Stored data entries:
★ ★ ★ ★ ★ ★ ★

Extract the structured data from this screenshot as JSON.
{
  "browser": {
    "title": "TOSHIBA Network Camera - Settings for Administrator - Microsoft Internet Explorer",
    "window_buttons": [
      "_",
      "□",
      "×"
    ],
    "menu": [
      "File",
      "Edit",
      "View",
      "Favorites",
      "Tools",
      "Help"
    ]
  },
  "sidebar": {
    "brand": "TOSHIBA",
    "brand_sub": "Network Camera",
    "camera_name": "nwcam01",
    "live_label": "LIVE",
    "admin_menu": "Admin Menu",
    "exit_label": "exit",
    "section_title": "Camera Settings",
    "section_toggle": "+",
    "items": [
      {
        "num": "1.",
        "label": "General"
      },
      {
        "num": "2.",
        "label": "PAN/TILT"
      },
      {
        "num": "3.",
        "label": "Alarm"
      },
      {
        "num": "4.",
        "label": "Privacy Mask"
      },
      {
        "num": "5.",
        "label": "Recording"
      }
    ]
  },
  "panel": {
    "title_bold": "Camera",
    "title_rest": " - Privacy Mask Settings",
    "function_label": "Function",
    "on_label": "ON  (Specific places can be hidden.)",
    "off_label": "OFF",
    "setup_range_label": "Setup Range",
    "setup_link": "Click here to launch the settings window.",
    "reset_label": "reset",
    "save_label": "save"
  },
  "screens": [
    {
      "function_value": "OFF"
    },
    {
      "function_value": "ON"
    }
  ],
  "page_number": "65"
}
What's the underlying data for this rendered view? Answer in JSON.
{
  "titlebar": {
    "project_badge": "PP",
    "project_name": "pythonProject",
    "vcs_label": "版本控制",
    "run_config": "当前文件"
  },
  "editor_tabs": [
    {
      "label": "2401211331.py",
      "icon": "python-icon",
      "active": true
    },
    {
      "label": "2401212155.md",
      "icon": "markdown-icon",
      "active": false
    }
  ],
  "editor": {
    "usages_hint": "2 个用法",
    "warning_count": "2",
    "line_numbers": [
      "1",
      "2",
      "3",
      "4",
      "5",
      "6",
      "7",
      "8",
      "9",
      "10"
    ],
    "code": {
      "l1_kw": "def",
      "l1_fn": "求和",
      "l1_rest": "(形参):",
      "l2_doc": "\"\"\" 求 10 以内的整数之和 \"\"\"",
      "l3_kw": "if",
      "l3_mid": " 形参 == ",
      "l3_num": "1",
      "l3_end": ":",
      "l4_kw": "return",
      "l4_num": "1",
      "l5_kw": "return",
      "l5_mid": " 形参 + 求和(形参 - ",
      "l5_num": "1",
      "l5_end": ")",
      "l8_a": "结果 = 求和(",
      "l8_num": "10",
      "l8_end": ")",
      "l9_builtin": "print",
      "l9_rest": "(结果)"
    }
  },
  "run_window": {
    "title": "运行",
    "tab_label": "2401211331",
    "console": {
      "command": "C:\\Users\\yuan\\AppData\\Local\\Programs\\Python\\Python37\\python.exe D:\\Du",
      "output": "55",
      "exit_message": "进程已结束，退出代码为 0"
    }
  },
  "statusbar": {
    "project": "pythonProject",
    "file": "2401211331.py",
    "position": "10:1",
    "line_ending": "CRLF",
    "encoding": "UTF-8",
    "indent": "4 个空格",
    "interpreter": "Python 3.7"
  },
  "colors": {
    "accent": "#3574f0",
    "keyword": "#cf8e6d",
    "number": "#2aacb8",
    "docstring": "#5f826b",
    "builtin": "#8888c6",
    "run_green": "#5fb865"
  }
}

★ ★ ★ ★ ★ ★ ★

GIVEN EXERCISE:
Please repeat the listing above in full and exactly.

WRITTEN RESPONSE:
Extract the structured data from this screenshot as JSON.
{
  "browser": {
    "title": "TOSHIBA Network Camera - Settings for Administrator - Microsoft Internet Explorer",
    "window_buttons": [
      "_",
      "□",
      "×"
    ],
    "menu": [
      "File",
      "Edit",
      "View",
      "Favorites",
      "Tools",
      "Help"
    ]
  },
  "sidebar": {
    "brand": "TOSHIBA",
    "brand_sub": "Network Camera",
    "camera_name": "nwcam01",
    "live_label": "LIVE",
    "admin_menu": "Admin Menu",
    "exit_label": "exit",
    "section_title": "Camera Settings",
    "section_toggle": "+",
    "items": [
      {
        "num": "1.",
        "label": "General"
      },
      {
        "num": "2.",
        "label": "PAN/TILT"
      },
      {
        "num": "3.",
        "label": "Alarm"
      },
      {
        "num": "4.",
        "label": "Privacy Mask"
      },
      {
        "num": "5.",
        "label": "Recording"
      }
    ]
  },
  "panel": {
    "title_bold": "Camera",
    "title_rest": " - Privacy Mask Settings",
    "function_label": "Function",
    "on_label": "ON  (Specific places can be hidden.)",
    "off_label": "OFF",
    "setup_range_label": "Setup Range",
    "setup_link": "Click here to launch the settings window.",
    "reset_label": "reset",
    "save_label": "save"
  },
  "screens": [
    {
      "function_value": "OFF"
    },
    {
      "function_value": "ON"
    }
  ],
  "page_number": "65"
}
What's the underlying data for this rendered view? Answer in JSON.
{
  "titlebar": {
    "project_badge": "PP",
    "project_name": "pythonProject",
    "vcs_label": "版本控制",
    "run_config": "当前文件"
  },
  "editor_tabs": [
    {
      "label": "2401211331.py",
      "icon": "python-icon",
      "active": true
    },
    {
      "label": "2401212155.md",
      "icon": "markdown-icon",
      "active": false
    }
  ],
  "editor": {
    "usages_hint": "2 个用法",
    "warning_count": "2",
    "line_numbers": [
      "1",
      "2",
      "3",
      "4",
      "5",
      "6",
      "7",
      "8",
      "9",
      "10"
    ],
    "code": {
      "l1_kw": "def",
      "l1_fn": "求和",
      "l1_rest": "(形参):",
      "l2_doc": "\"\"\" 求 10 以内的整数之和 \"\"\"",
      "l3_kw": "if",
      "l3_mid": " 形参 == ",
      "l3_num": "1",
      "l3_end": ":",
      "l4_kw": "return",
      "l4_num": "1",
      "l5_kw": "return",
      "l5_mid": " 形参 + 求和(形参 - ",
      "l5_num": "1",
      "l5_end": ")",
      "l8_a": "结果 = 求和(",
      "l8_num": "10",
      "l8_end": ")",
      "l9_builtin": "print",
      "l9_rest": "(结果)"
    }
  },
  "run_window": {
    "title": "运行",
    "tab_label": "2401211331",
    "console": {
      "command": "C:\\Users\\yuan\\AppData\\Local\\Programs\\Python\\Python37\\python.exe D:\\Du",
      "output": "55",
      "exit_message": "进程已结束，退出代码为 0"
    }
  },
  "statusbar": {
    "project": "pythonProject",
    "file": "2401211331.py",
    "position": "10:1",
    "line_ending": "CRLF",
    "encoding": "UTF-8",
    "indent": "4 个空格",
    "interpreter": "Python 3.7"
  },
  "colors": {
    "accent": "#3574f0",
    "keyword": "#cf8e6d",
    "number": "#2aacb8",
    "docstring": "#5f826b",
    "builtin": "#8888c6",
    "run_green": "#5fb865"
  }
}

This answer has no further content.